Goal =
Go through the entries below and collect each line with the string "Equity" in it.

Material for this task =
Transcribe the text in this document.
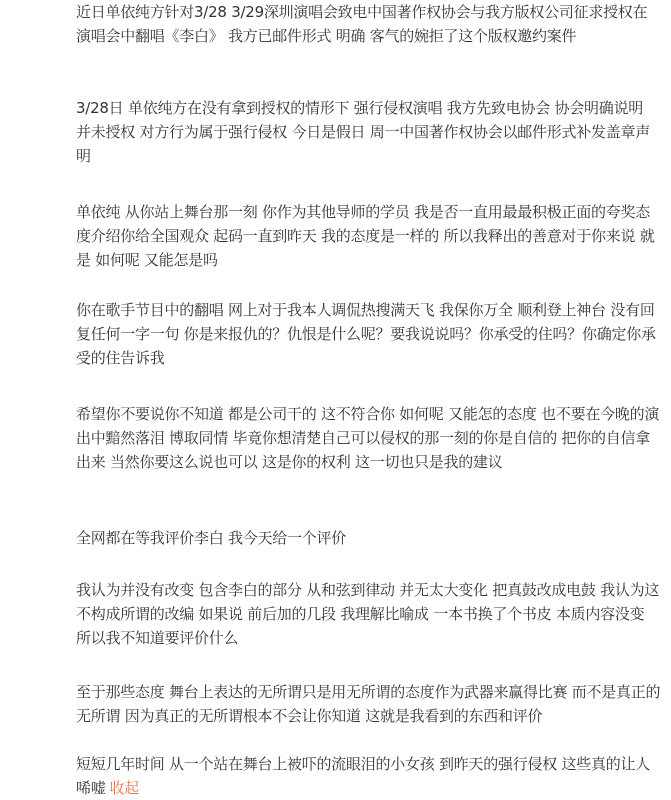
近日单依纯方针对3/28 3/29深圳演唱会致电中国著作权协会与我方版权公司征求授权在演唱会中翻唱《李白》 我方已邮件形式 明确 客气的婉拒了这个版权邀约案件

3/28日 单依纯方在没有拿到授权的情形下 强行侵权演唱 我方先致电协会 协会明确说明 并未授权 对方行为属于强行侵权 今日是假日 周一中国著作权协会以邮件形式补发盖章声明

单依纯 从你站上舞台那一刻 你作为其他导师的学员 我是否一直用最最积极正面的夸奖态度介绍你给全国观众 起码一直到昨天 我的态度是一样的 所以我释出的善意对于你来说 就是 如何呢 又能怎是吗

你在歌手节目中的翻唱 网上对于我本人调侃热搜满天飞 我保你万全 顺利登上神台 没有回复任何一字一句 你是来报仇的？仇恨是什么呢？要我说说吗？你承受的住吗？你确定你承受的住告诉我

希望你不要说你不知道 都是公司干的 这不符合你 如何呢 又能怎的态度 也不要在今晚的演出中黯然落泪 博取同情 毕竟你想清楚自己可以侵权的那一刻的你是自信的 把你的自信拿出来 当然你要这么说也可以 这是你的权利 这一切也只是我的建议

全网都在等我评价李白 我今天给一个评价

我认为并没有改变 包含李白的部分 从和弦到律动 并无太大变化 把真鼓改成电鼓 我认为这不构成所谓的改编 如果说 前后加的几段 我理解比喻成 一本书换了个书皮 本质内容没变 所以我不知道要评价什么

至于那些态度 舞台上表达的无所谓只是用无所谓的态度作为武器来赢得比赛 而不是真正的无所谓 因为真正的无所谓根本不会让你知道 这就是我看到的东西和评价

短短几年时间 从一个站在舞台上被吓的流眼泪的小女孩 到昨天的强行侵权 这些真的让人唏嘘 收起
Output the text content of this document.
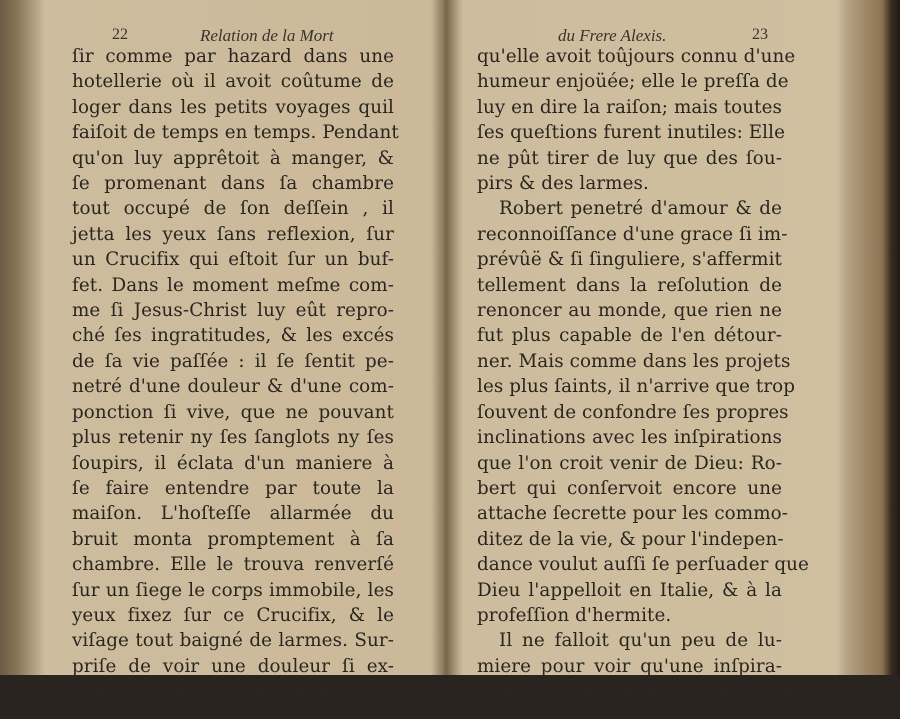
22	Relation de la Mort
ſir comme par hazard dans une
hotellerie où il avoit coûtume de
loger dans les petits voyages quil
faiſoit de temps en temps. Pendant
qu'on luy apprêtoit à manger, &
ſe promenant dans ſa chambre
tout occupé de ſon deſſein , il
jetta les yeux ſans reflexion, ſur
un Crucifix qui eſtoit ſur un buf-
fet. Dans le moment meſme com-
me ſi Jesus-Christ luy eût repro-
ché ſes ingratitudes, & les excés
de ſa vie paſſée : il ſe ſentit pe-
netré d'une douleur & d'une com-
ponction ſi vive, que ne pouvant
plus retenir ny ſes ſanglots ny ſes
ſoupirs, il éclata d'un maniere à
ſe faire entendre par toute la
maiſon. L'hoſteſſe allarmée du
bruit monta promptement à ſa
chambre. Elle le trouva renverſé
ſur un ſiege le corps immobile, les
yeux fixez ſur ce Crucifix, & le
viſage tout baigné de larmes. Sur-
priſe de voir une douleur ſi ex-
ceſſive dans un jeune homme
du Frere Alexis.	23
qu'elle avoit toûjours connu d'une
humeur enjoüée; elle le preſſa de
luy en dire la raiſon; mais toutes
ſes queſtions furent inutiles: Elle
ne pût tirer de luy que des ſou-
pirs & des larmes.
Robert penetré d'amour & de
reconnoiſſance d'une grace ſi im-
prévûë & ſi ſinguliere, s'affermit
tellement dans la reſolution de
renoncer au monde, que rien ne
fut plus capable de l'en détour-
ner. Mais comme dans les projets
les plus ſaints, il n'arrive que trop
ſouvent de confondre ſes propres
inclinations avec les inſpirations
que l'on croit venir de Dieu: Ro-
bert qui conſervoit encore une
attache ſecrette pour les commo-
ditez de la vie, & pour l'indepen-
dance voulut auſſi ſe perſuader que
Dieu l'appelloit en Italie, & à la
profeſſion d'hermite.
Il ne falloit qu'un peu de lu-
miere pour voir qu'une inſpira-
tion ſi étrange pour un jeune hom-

---

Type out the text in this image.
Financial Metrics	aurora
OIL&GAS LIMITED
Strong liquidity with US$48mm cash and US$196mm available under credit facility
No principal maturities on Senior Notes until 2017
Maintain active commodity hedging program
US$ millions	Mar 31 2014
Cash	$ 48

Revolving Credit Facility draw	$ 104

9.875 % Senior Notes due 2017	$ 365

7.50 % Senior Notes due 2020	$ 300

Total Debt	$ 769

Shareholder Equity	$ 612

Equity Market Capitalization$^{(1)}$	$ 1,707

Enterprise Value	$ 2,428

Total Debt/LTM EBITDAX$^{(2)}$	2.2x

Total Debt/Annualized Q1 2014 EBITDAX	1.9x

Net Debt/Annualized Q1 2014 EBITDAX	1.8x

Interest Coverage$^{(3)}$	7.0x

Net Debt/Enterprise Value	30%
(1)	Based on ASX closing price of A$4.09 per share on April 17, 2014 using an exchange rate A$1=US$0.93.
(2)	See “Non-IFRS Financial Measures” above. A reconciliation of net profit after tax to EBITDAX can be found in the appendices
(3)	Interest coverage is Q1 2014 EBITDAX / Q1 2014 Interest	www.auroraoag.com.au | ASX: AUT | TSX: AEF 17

Exercise response =
Shareholder Equity	$ 612
Equity Market Capitalization$^{(1)}$	$ 1,707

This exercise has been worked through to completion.